* [EXERCISE DESCRIPTION]
Pictures aside, repeat every entry exactly.

Recorded data

----------

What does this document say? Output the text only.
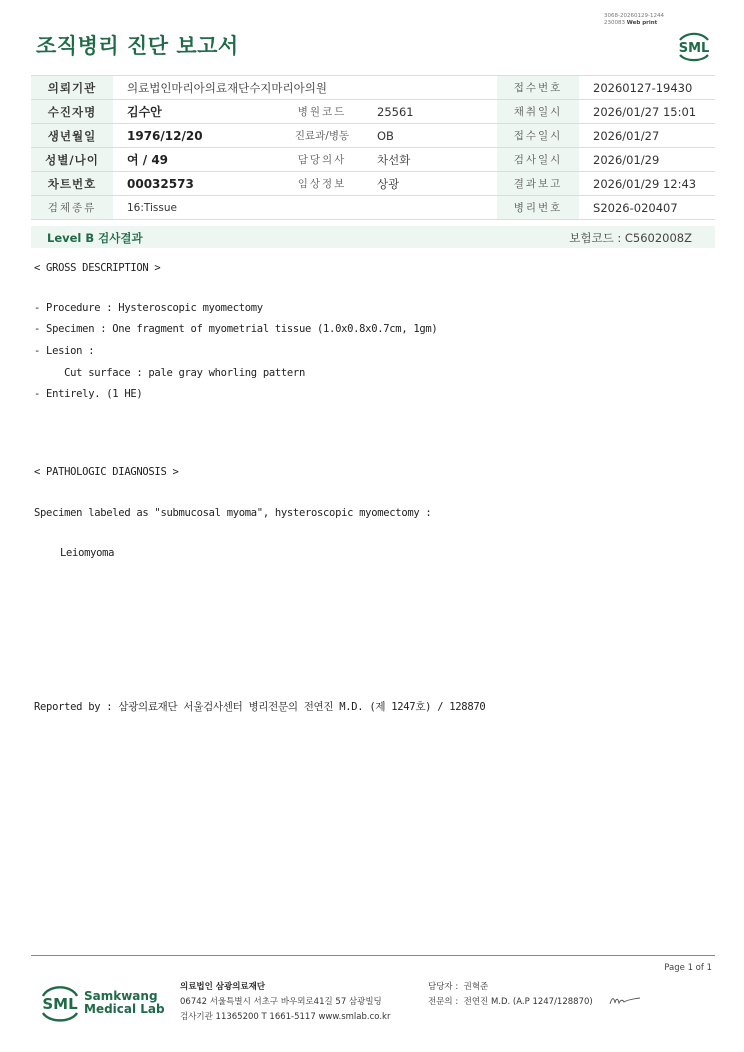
조직병리 진단 보고서
3068-20260129-1244
230083 Web print
SML
의뢰기관	의료법인마리아의료재단수지마리아의원			접수번호	20260127-19430
수진자명	김수안	병원코드	25561	채취일시	2026/01/27 15:01
생년월일	1976/12/20	진료과/병동	OB	접수일시	2026/01/27
성별/나이	여 / 49	담당의사	차선화	검사일시	2026/01/29
차트번호	00032573	임상정보	상광	결과보고	2026/01/29 12:43
검체종류	16:Tissue			병리번호	S2026-020407
Level B 검사결과	보험코드 : C5602008Z
< GROSS DESCRIPTION >
- Procedure : Hysteroscopic myomectomy
- Specimen : One fragment of myometrial tissue (1.0x0.8x0.7cm, 1gm)
- Lesion :
Cut surface : pale gray whorling pattern
- Entirely. (1 HE)
< PATHOLOGIC DIAGNOSIS >
Specimen labeled as "submucosal myoma", hysteroscopic myomectomy :
Leiomyoma
Reported by : 삼광의료재단 서울검사센터 병리전문의 전연진 M.D. (제 1247호) / 128870
Page 1 of 1
SML Samkwang
Medical Lab
의료법인 삼광의료재단
06742 서울특별시 서초구 바우뫼로41길 57 삼광빌딩
검사기관 11365200 T 1661-5117 www.smlab.co.kr
담당자 : 권혁준
전문의 : 전연진 M.D. (A.P 1247/128870)
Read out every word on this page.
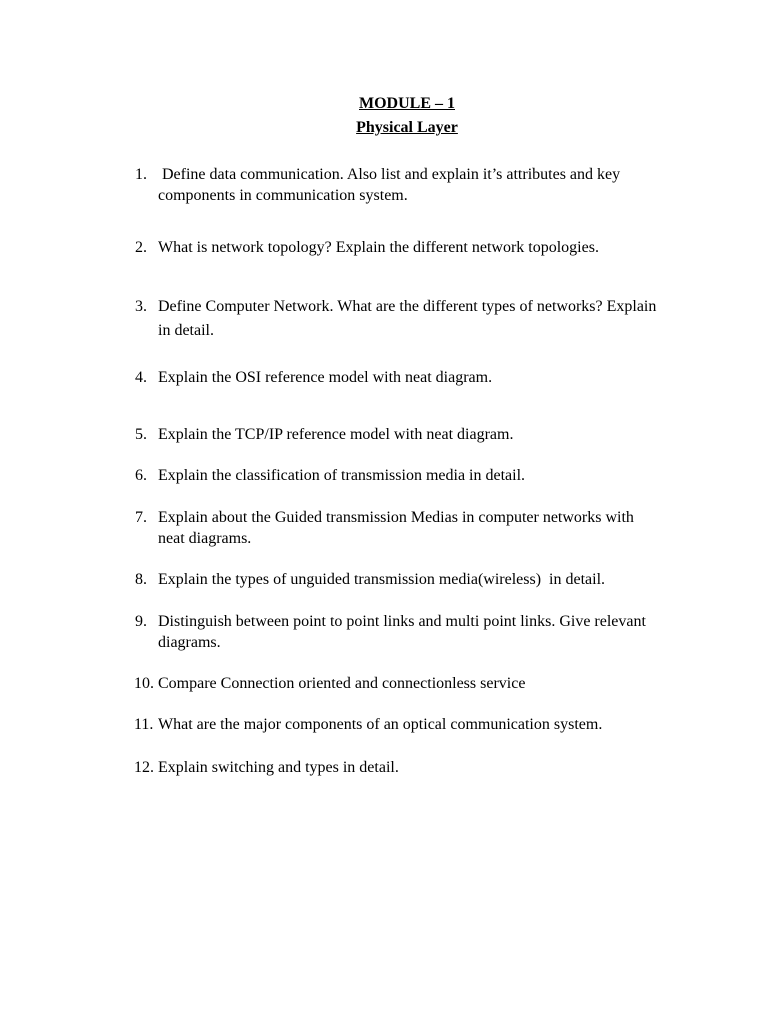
MODULE – 1
Physical Layer
1. Define data communication. Also list and explain it’s attributes and key components in communication system.
2. What is network topology? Explain the different network topologies.
3. Define Computer Network. What are the different types of networks? Explain in detail.
4. Explain the OSI reference model with neat diagram.
5. Explain the TCP/IP reference model with neat diagram.
6. Explain the classification of transmission media in detail.
7. Explain about the Guided transmission Medias in computer networks with neat diagrams.
8. Explain the types of unguided transmission media(wireless)  in detail.
9. Distinguish between point to point links and multi point links. Give relevant diagrams.
10. Compare Connection oriented and connectionless service
11. What are the major components of an optical communication system.
12. Explain switching and types in detail.
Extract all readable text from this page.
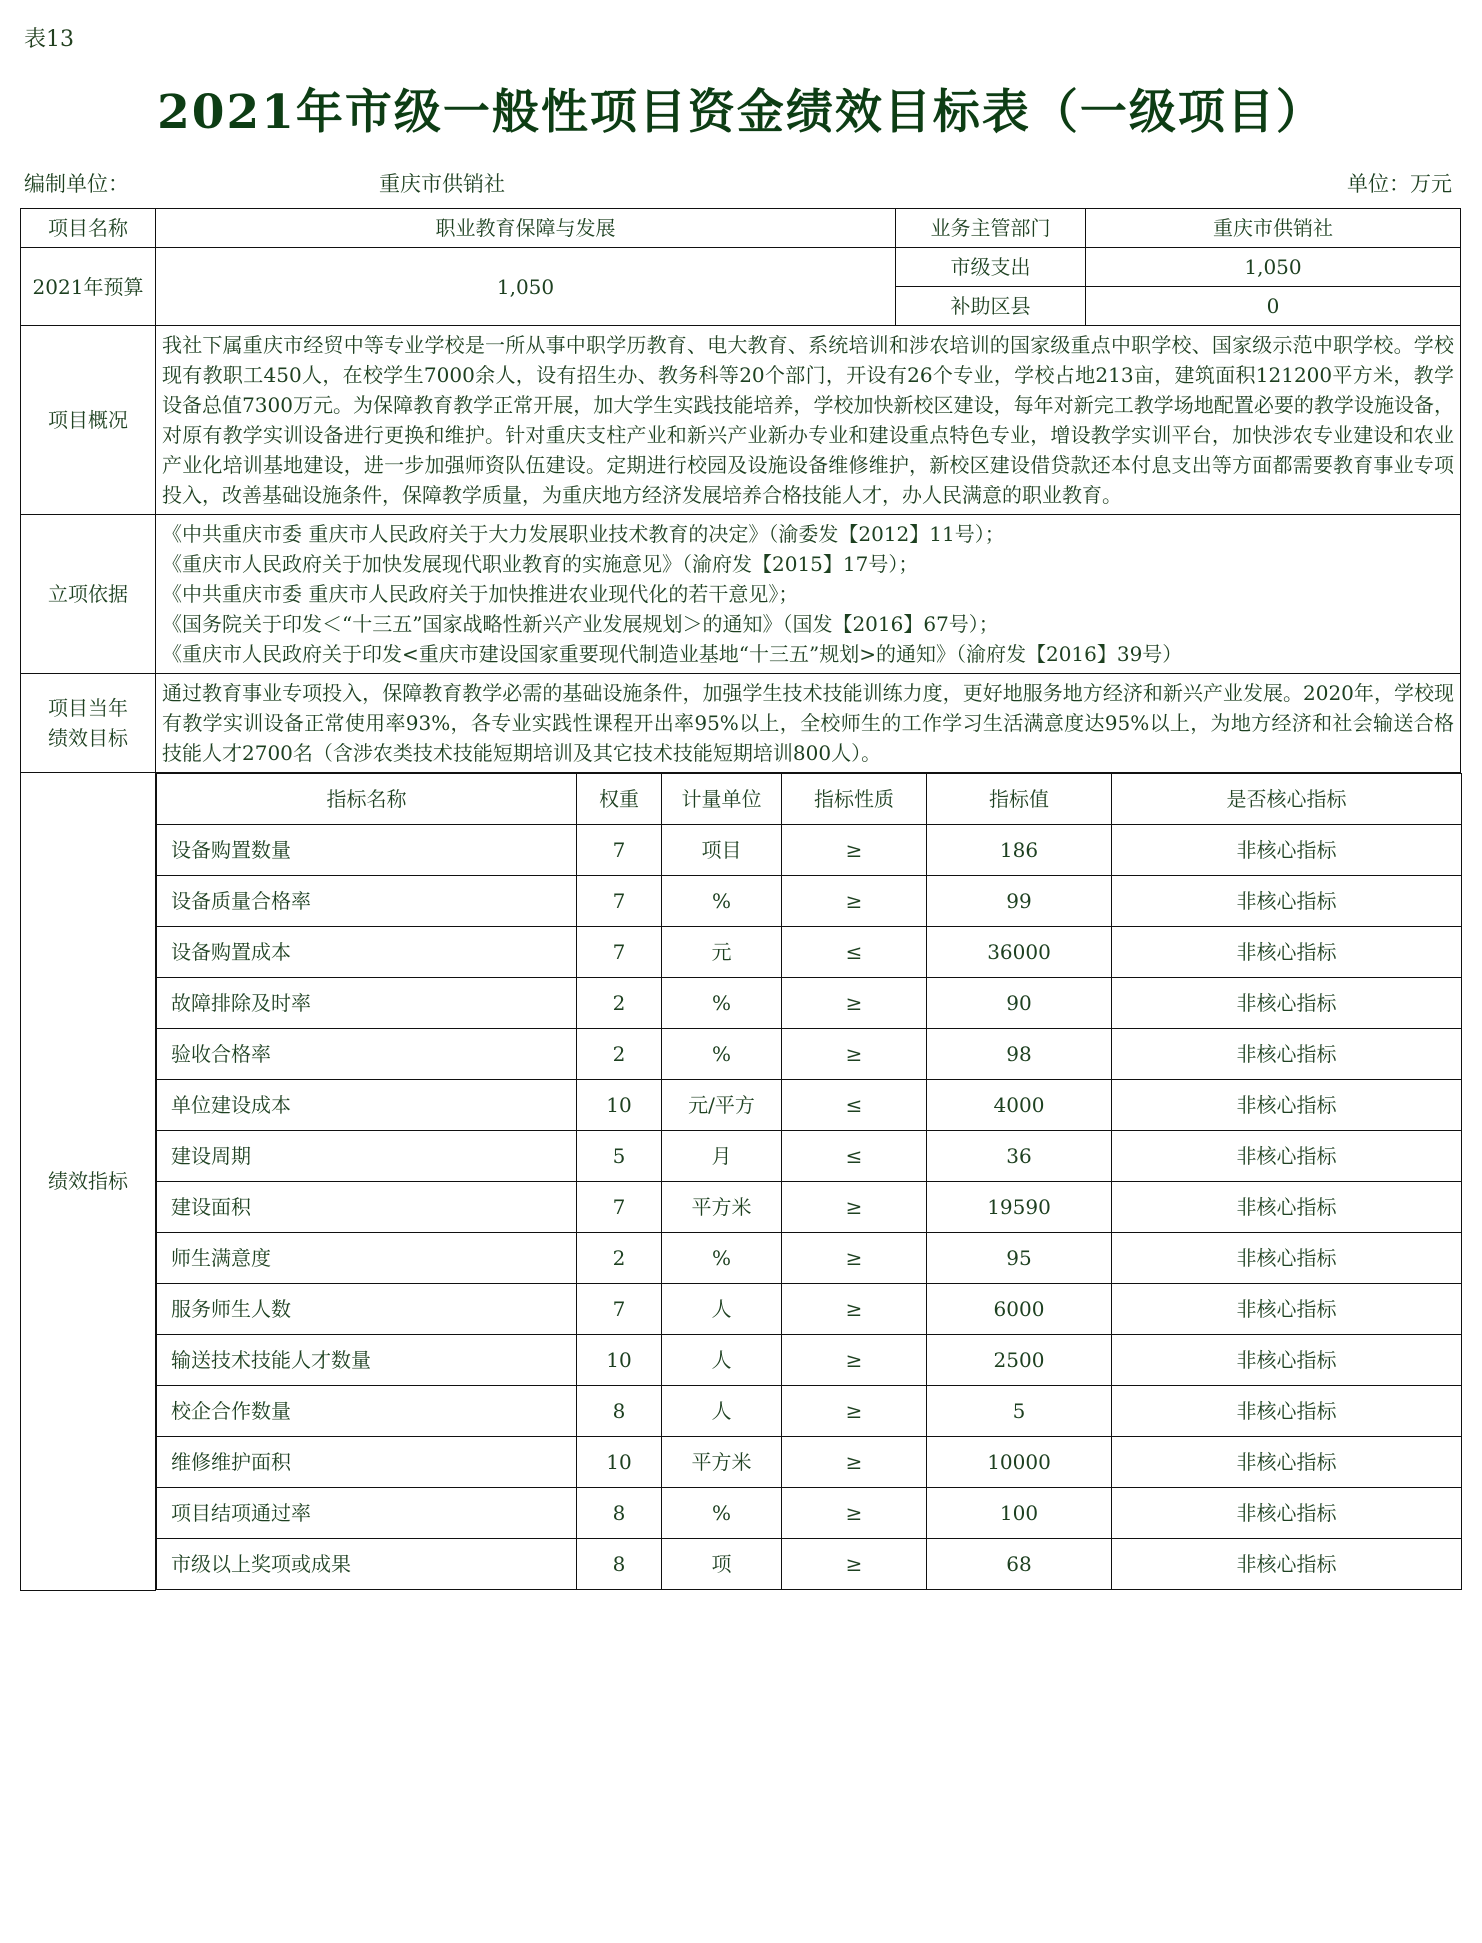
表13
2021年市级一般性项目资金绩效目标表（一级项目）
编制单位：	重庆市供销社	单位：万元
项目名称	职业教育保障与发展	业务主管部门	重庆市供销社
2021年预算	1,050	市级支出	1,050
补助区县	0
项目概况	

我社下属重庆市经贸中等专业学校是一所从事中职学历教育、电大教育、系统培训和涉农培训的国家级重点中职学校、国家级示范中职学校。学校现有教职工450人，在校学生7000余人，设有招生办、教务科等20个部门，开设有26个专业，学校占地213亩，建筑面积121200平方米，教学设备总值7300万元。为保障教育教学正常开展，加大学生实践技能培养，学校加快新校区建设，每年对新完工教学场地配置必要的教学设施设备，对原有教学实训设备进行更换和维护。针对重庆支柱产业和新兴产业新办专业和建设重点特色专业，增设教学实训平台，加快涉农专业建设和农业产业化培训基地建设，进一步加强师资队伍建设。定期进行校园及设施设备维修维护，新校区建设借贷款还本付息支出等方面都需要教育事业专项投入，改善基础设施条件，保障教学质量，为重庆地方经济发展培养合格技能人才，办人民满意的职业教育。

立项依据	
《中共重庆市委 重庆市人民政府关于大力发展职业技术教育的决定》（渝委发【2012】11号）；
《重庆市人民政府关于加快发展现代职业教育的实施意见》（渝府发【2015】17号）；
《中共重庆市委 重庆市人民政府关于加快推进农业现代化的若干意见》；
《国务院关于印发＜“十三五”国家战略性新兴产业发展规划＞的通知》（国发【2016】67号）；
《重庆市人民政府关于印发<重庆市建设国家重要现代制造业基地“十三五”规划>的通知》（渝府发【2016】39号）

项目当年
绩效目标

通过教育事业专项投入，保障教育教学必需的基础设施条件，加强学生技术技能训练力度，更好地服务地方经济和新兴产业发展。2020年，学校现有教学实训设备正常使用率93%，各专业实践性课程开出率95%以上，全校师生的工作学习生活满意度达95%以上，为地方经济和社会输送合格技能人才2700名（含涉农类技术技能短期培训及其它技术技能短期培训800人）。

绩效指标	
指标名称	权重	计量单位	指标性质	指标值	是否核心指标
设备购置数量	7	项目	≥	186	非核心指标
设备质量合格率	7	%	≥	99	非核心指标
设备购置成本	7	元	≤	36000	非核心指标
故障排除及时率	2	%	≥	90	非核心指标
验收合格率	2	%	≥	98	非核心指标
单位建设成本	10	元/平方	≤	4000	非核心指标
建设周期	5	月	≤	36	非核心指标
建设面积	7	平方米	≥	19590	非核心指标
师生满意度	2	%	≥	95	非核心指标
服务师生人数	7	人	≥	6000	非核心指标
输送技术技能人才数量	10	人	≥	2500	非核心指标
校企合作数量	8	人	≥	5	非核心指标
维修维护面积	10	平方米	≥	10000	非核心指标
项目结项通过率	8	%	≥	100	非核心指标
市级以上奖项或成果	8	项	≥	68	非核心指标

----------

* [REPLY TO THE EXERCISE]
What does this document say? Output the text only.
조직병리 진단 보고서
3068-20260129-1244
230083 Web print
SML
의뢰기관	의료법인마리아의료재단수지마리아의원			접수번호	20260127-19430
수진자명	김수안	병원코드	25561	채취일시	2026/01/27 15:01
생년월일	1976/12/20	진료과/병동	OB	접수일시	2026/01/27
성별/나이	여 / 49	담당의사	차선화	검사일시	2026/01/29
차트번호	00032573	임상정보	상광	결과보고	2026/01/29 12:43
검체종류	16:Tissue			병리번호	S2026-020407
Level B 검사결과	보험코드 : C5602008Z
< GROSS DESCRIPTION >
- Procedure : Hysteroscopic myomectomy
- Specimen : One fragment of myometrial tissue (1.0x0.8x0.7cm, 1gm)
- Lesion :
Cut surface : pale gray whorling pattern
- Entirely. (1 HE)
< PATHOLOGIC DIAGNOSIS >
Specimen labeled as "submucosal myoma", hysteroscopic myomectomy :
Leiomyoma
Reported by : 삼광의료재단 서울검사센터 병리전문의 전연진 M.D. (제 1247호) / 128870
Page 1 of 1
SML Samkwang
Medical Lab
의료법인 삼광의료재단
06742 서울특별시 서초구 바우뫼로41길 57 삼광빌딩
검사기관 11365200 T 1661-5117 www.smlab.co.kr
담당자 : 권혁준
전문의 : 전연진 M.D. (A.P 1247/128870)
Read out every word on this page.
MODULE – 1
Physical Layer
1. Define data communication. Also list and explain it’s attributes and key components in communication system.
2. What is network topology? Explain the different network topologies.
3. Define Computer Network. What are the different types of networks? Explain in detail.
4. Explain the OSI reference model with neat diagram.
5. Explain the TCP/IP reference model with neat diagram.
6. Explain the classification of transmission media in detail.
7. Explain about the Guided transmission Medias in computer networks with neat diagrams.
8. Explain the types of unguided transmission media(wireless)  in detail.
9. Distinguish between point to point links and multi point links. Give relevant diagrams.
10. Compare Connection oriented and connectionless service
11. What are the major components of an optical communication system.
12. Explain switching and types in detail.
Extract all readable text from this page.
表13
2021年市级一般性项目资金绩效目标表（一级项目）
编制单位：	重庆市供销社	单位：万元
项目名称	职业教育保障与发展	业务主管部门	重庆市供销社
2021年预算	1,050	市级支出	1,050
补助区县	0
项目概况	

我社下属重庆市经贸中等专业学校是一所从事中职学历教育、电大教育、系统培训和涉农培训的国家级重点中职学校、国家级示范中职学校。学校现有教职工450人，在校学生7000余人，设有招生办、教务科等20个部门，开设有26个专业，学校占地213亩，建筑面积121200平方米，教学设备总值7300万元。为保障教育教学正常开展，加大学生实践技能培养，学校加快新校区建设，每年对新完工教学场地配置必要的教学设施设备，对原有教学实训设备进行更换和维护。针对重庆支柱产业和新兴产业新办专业和建设重点特色专业，增设教学实训平台，加快涉农专业建设和农业产业化培训基地建设，进一步加强师资队伍建设。定期进行校园及设施设备维修维护，新校区建设借贷款还本付息支出等方面都需要教育事业专项投入，改善基础设施条件，保障教学质量，为重庆地方经济发展培养合格技能人才，办人民满意的职业教育。

立项依据	
《中共重庆市委 重庆市人民政府关于大力发展职业技术教育的决定》（渝委发【2012】11号）；
《重庆市人民政府关于加快发展现代职业教育的实施意见》（渝府发【2015】17号）；
《中共重庆市委 重庆市人民政府关于加快推进农业现代化的若干意见》；
《国务院关于印发＜“十三五”国家战略性新兴产业发展规划＞的通知》（国发【2016】67号）；
《重庆市人民政府关于印发<重庆市建设国家重要现代制造业基地“十三五”规划>的通知》（渝府发【2016】39号）

项目当年
绩效目标

通过教育事业专项投入，保障教育教学必需的基础设施条件，加强学生技术技能训练力度，更好地服务地方经济和新兴产业发展。2020年，学校现有教学实训设备正常使用率93%，各专业实践性课程开出率95%以上，全校师生的工作学习生活满意度达95%以上，为地方经济和社会输送合格技能人才2700名（含涉农类技术技能短期培训及其它技术技能短期培训800人）。

绩效指标	
指标名称	权重	计量单位	指标性质	指标值	是否核心指标
设备购置数量	7	项目	≥	186	非核心指标
设备质量合格率	7	%	≥	99	非核心指标
设备购置成本	7	元	≤	36000	非核心指标
故障排除及时率	2	%	≥	90	非核心指标
验收合格率	2	%	≥	98	非核心指标
单位建设成本	10	元/平方	≤	4000	非核心指标
建设周期	5	月	≤	36	非核心指标
建设面积	7	平方米	≥	19590	非核心指标
师生满意度	2	%	≥	95	非核心指标
服务师生人数	7	人	≥	6000	非核心指标
输送技术技能人才数量	10	人	≥	2500	非核心指标
校企合作数量	8	人	≥	5	非核心指标
维修维护面积	10	平方米	≥	10000	非核心指标
项目结项通过率	8	%	≥	100	非核心指标
市级以上奖项或成果	8	项	≥	68	非核心指标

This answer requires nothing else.